• Directive: Below are the records. List every line holding the word "from".

• Provided information:
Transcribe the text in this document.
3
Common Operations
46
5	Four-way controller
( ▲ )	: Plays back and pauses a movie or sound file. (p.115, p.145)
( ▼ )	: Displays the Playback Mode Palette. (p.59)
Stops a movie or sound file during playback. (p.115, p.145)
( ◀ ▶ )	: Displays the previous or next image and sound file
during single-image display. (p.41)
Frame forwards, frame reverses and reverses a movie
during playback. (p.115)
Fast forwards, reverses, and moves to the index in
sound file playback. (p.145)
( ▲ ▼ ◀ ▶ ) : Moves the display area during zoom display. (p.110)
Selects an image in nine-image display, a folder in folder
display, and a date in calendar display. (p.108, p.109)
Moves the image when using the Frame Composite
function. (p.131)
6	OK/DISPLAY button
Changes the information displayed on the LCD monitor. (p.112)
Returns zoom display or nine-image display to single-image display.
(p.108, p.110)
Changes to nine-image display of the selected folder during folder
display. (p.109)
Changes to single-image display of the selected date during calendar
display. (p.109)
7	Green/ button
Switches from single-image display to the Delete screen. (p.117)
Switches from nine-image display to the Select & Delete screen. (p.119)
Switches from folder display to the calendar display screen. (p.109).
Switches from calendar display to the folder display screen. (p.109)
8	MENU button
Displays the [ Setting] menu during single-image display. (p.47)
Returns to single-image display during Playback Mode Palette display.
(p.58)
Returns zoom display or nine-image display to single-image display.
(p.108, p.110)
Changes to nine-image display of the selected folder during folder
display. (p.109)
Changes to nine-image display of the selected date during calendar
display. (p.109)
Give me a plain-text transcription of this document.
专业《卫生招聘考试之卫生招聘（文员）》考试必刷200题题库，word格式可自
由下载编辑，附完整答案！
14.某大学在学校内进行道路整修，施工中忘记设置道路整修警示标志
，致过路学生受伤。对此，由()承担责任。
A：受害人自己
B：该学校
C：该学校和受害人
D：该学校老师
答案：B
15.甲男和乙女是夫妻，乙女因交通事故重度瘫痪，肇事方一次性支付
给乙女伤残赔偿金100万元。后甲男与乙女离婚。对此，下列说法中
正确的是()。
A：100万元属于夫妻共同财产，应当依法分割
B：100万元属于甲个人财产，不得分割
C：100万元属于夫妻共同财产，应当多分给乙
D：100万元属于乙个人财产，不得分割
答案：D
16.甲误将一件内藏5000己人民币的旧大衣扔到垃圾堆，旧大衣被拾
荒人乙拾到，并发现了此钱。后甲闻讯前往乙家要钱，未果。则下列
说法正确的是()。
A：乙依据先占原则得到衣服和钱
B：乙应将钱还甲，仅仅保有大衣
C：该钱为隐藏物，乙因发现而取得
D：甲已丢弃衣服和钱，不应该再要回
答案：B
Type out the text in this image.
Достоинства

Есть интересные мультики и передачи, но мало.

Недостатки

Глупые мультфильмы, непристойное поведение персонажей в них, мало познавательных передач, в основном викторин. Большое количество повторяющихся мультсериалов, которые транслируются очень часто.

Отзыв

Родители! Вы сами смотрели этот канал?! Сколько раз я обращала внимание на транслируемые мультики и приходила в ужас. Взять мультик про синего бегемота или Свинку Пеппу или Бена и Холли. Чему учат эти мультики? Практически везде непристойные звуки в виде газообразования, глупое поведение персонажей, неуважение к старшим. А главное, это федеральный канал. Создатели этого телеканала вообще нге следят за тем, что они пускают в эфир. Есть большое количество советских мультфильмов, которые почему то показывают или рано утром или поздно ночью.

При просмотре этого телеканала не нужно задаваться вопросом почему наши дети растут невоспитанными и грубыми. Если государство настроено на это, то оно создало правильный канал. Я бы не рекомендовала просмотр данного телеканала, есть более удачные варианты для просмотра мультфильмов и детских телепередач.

• Solution to the problem:
Switches from single-image display to the Delete screen. (p.117)
Switches from nine-image display to the Select & Delete screen. (p.119)
Switches from folder display to the calendar display screen. (p.109).
Switches from calendar display to the folder display screen. (p.109)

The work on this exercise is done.